### [EXERCISE DETAILS]
Output the full material exactly as it appears here.

### [DATA SUPPLIED]
--- start ---

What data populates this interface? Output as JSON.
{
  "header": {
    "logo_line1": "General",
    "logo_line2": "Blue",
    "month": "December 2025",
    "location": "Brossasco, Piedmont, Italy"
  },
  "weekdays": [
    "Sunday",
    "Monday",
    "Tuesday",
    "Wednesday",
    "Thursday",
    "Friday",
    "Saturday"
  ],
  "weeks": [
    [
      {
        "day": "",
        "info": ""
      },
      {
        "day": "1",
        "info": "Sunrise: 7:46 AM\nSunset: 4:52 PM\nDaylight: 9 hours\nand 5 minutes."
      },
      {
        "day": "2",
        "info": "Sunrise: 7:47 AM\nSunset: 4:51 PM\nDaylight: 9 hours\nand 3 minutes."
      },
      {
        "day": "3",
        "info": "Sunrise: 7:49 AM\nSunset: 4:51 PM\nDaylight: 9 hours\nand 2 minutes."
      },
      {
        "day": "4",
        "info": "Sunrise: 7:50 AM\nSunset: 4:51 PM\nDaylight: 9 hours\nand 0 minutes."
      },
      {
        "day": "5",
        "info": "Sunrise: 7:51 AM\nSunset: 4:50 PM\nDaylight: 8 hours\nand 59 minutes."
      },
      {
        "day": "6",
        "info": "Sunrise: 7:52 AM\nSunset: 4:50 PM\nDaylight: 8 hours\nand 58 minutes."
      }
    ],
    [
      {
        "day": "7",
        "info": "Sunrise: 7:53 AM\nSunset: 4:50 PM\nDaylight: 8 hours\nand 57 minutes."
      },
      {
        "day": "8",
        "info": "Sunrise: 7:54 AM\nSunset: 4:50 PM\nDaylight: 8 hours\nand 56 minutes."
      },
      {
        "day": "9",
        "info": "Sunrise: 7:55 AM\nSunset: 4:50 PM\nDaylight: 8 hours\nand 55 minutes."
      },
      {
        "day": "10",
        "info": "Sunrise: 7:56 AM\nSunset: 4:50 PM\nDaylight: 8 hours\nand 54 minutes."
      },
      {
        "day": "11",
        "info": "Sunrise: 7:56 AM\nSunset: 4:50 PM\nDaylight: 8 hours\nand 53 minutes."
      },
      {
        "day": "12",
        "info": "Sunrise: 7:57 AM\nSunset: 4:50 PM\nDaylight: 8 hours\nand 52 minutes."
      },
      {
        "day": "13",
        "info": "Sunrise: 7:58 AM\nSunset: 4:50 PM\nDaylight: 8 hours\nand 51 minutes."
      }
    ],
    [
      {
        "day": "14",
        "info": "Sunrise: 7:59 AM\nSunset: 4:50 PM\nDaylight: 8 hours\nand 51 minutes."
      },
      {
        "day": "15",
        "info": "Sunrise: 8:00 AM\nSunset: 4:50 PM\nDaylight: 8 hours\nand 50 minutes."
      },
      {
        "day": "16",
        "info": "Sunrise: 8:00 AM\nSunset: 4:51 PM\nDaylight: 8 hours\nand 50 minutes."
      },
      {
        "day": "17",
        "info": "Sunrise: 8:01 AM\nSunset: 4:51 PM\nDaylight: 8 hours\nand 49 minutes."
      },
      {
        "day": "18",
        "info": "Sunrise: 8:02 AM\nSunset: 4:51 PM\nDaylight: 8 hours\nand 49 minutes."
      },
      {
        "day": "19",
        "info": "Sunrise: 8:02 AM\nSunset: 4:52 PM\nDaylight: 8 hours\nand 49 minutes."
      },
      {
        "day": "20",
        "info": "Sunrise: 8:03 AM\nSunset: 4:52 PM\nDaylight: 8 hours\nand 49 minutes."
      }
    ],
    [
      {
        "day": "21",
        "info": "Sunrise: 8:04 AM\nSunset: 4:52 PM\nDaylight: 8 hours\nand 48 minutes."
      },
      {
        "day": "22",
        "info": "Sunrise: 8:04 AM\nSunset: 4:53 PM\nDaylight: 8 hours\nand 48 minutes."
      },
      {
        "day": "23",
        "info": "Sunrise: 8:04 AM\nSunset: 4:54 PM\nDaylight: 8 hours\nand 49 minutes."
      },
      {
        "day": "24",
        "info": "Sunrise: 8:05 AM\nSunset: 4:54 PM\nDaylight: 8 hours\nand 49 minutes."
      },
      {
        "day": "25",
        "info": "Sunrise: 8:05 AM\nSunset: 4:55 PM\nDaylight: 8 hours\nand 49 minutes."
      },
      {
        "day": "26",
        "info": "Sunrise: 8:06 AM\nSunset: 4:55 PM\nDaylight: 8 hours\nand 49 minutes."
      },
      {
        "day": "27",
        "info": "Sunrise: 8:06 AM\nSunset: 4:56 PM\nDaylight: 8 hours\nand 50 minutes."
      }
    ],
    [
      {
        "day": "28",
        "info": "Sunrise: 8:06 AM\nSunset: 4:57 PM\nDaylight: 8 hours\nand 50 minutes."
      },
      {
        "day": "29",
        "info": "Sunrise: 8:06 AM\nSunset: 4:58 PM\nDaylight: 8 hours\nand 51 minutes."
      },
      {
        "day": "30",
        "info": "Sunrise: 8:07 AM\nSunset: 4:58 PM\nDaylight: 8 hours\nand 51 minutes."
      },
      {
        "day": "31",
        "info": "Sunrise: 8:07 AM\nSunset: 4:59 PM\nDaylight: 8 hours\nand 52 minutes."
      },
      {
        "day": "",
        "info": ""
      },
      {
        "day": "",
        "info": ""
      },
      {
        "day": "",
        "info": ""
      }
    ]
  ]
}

--- end ---

### [ANSWER TO THE PROBLEM]
What data populates this interface? Output as JSON.
{
  "header": {
    "logo_line1": "General",
    "logo_line2": "Blue",
    "month": "December 2025",
    "location": "Brossasco, Piedmont, Italy"
  },
  "weekdays": [
    "Sunday",
    "Monday",
    "Tuesday",
    "Wednesday",
    "Thursday",
    "Friday",
    "Saturday"
  ],
  "weeks": [
    [
      {
        "day": "",
        "info": ""
      },
      {
        "day": "1",
        "info": "Sunrise: 7:46 AM\nSunset: 4:52 PM\nDaylight: 9 hours\nand 5 minutes."
      },
      {
        "day": "2",
        "info": "Sunrise: 7:47 AM\nSunset: 4:51 PM\nDaylight: 9 hours\nand 3 minutes."
      },
      {
        "day": "3",
        "info": "Sunrise: 7:49 AM\nSunset: 4:51 PM\nDaylight: 9 hours\nand 2 minutes."
      },
      {
        "day": "4",
        "info": "Sunrise: 7:50 AM\nSunset: 4:51 PM\nDaylight: 9 hours\nand 0 minutes."
      },
      {
        "day": "5",
        "info": "Sunrise: 7:51 AM\nSunset: 4:50 PM\nDaylight: 8 hours\nand 59 minutes."
      },
      {
        "day": "6",
        "info": "Sunrise: 7:52 AM\nSunset: 4:50 PM\nDaylight: 8 hours\nand 58 minutes."
      }
    ],
    [
      {
        "day": "7",
        "info": "Sunrise: 7:53 AM\nSunset: 4:50 PM\nDaylight: 8 hours\nand 57 minutes."
      },
      {
        "day": "8",
        "info": "Sunrise: 7:54 AM\nSunset: 4:50 PM\nDaylight: 8 hours\nand 56 minutes."
      },
      {
        "day": "9",
        "info": "Sunrise: 7:55 AM\nSunset: 4:50 PM\nDaylight: 8 hours\nand 55 minutes."
      },
      {
        "day": "10",
        "info": "Sunrise: 7:56 AM\nSunset: 4:50 PM\nDaylight: 8 hours\nand 54 minutes."
      },
      {
        "day": "11",
        "info": "Sunrise: 7:56 AM\nSunset: 4:50 PM\nDaylight: 8 hours\nand 53 minutes."
      },
      {
        "day": "12",
        "info": "Sunrise: 7:57 AM\nSunset: 4:50 PM\nDaylight: 8 hours\nand 52 minutes."
      },
      {
        "day": "13",
        "info": "Sunrise: 7:58 AM\nSunset: 4:50 PM\nDaylight: 8 hours\nand 51 minutes."
      }
    ],
    [
      {
        "day": "14",
        "info": "Sunrise: 7:59 AM\nSunset: 4:50 PM\nDaylight: 8 hours\nand 51 minutes."
      },
      {
        "day": "15",
        "info": "Sunrise: 8:00 AM\nSunset: 4:50 PM\nDaylight: 8 hours\nand 50 minutes."
      },
      {
        "day": "16",
        "info": "Sunrise: 8:00 AM\nSunset: 4:51 PM\nDaylight: 8 hours\nand 50 minutes."
      },
      {
        "day": "17",
        "info": "Sunrise: 8:01 AM\nSunset: 4:51 PM\nDaylight: 8 hours\nand 49 minutes."
      },
      {
        "day": "18",
        "info": "Sunrise: 8:02 AM\nSunset: 4:51 PM\nDaylight: 8 hours\nand 49 minutes."
      },
      {
        "day": "19",
        "info": "Sunrise: 8:02 AM\nSunset: 4:52 PM\nDaylight: 8 hours\nand 49 minutes."
      },
      {
        "day": "20",
        "info": "Sunrise: 8:03 AM\nSunset: 4:52 PM\nDaylight: 8 hours\nand 49 minutes."
      }
    ],
    [
      {
        "day": "21",
        "info": "Sunrise: 8:04 AM\nSunset: 4:52 PM\nDaylight: 8 hours\nand 48 minutes."
      },
      {
        "day": "22",
        "info": "Sunrise: 8:04 AM\nSunset: 4:53 PM\nDaylight: 8 hours\nand 48 minutes."
      },
      {
        "day": "23",
        "info": "Sunrise: 8:04 AM\nSunset: 4:54 PM\nDaylight: 8 hours\nand 49 minutes."
      },
      {
        "day": "24",
        "info": "Sunrise: 8:05 AM\nSunset: 4:54 PM\nDaylight: 8 hours\nand 49 minutes."
      },
      {
        "day": "25",
        "info": "Sunrise: 8:05 AM\nSunset: 4:55 PM\nDaylight: 8 hours\nand 49 minutes."
      },
      {
        "day": "26",
        "info": "Sunrise: 8:06 AM\nSunset: 4:55 PM\nDaylight: 8 hours\nand 49 minutes."
      },
      {
        "day": "27",
        "info": "Sunrise: 8:06 AM\nSunset: 4:56 PM\nDaylight: 8 hours\nand 50 minutes."
      }
    ],
    [
      {
        "day": "28",
        "info": "Sunrise: 8:06 AM\nSunset: 4:57 PM\nDaylight: 8 hours\nand 50 minutes."
      },
      {
        "day": "29",
        "info": "Sunrise: 8:06 AM\nSunset: 4:58 PM\nDaylight: 8 hours\nand 51 minutes."
      },
      {
        "day": "30",
        "info": "Sunrise: 8:07 AM\nSunset: 4:58 PM\nDaylight: 8 hours\nand 51 minutes."
      },
      {
        "day": "31",
        "info": "Sunrise: 8:07 AM\nSunset: 4:59 PM\nDaylight: 8 hours\nand 52 minutes."
      },
      {
        "day": "",
        "info": ""
      },
      {
        "day": "",
        "info": ""
      },
      {
        "day": "",
        "info": ""
      }
    ]
  ]
}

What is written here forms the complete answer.